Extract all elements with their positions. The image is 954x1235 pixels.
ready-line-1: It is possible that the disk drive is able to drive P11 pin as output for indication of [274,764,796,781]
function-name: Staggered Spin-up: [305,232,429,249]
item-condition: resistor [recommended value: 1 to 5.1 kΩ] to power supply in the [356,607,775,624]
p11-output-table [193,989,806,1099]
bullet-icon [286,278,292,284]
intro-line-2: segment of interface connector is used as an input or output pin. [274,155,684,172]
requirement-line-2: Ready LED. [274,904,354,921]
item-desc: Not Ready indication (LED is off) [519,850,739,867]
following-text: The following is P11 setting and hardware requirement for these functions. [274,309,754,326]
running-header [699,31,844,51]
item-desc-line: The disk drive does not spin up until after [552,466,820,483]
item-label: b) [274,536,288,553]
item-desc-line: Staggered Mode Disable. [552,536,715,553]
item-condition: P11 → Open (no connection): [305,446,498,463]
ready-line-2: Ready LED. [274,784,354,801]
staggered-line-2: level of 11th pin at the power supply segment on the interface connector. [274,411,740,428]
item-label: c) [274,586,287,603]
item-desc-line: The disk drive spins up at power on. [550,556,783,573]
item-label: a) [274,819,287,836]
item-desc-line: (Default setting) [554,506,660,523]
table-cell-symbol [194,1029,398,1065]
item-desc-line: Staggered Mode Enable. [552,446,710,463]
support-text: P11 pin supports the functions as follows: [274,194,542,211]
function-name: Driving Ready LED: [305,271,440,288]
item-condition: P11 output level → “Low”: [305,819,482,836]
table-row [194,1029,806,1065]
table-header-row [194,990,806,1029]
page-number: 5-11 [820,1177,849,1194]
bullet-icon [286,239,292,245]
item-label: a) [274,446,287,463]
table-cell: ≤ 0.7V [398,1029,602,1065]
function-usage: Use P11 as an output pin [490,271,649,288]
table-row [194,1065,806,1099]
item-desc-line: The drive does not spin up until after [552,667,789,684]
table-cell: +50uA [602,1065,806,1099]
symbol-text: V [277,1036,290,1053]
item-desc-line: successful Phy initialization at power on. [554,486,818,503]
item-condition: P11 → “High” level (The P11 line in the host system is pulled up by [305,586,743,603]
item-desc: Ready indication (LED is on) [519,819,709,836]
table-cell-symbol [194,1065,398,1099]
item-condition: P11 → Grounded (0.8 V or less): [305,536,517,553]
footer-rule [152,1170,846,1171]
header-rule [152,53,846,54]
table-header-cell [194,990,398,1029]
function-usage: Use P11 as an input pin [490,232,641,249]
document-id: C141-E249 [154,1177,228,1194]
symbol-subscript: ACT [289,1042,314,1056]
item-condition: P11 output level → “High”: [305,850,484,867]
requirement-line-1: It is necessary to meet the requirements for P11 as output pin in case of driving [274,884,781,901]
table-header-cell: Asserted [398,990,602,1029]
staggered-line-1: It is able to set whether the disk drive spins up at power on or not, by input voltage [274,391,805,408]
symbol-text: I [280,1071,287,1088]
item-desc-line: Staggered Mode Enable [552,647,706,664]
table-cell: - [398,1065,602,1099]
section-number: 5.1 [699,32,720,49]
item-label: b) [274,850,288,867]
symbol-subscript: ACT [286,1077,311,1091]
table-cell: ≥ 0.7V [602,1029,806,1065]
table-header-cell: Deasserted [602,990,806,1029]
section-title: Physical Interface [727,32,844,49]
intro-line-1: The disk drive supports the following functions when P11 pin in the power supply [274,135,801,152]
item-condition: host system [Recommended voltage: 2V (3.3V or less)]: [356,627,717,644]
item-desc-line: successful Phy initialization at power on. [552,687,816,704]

= = = =

● **Exercise**
Which lines in the listing above contain the string "functions"? Extract each of them.

● **Solution for this problem**
following-text: The following is P11 setting and hardware requirement for these functions. [274,309,754,326]
support-text: P11 pin supports the functions as follows: [274,194,542,211]
intro-line-1: The disk drive supports the following functions when P11 pin in the power supply [274,135,801,152]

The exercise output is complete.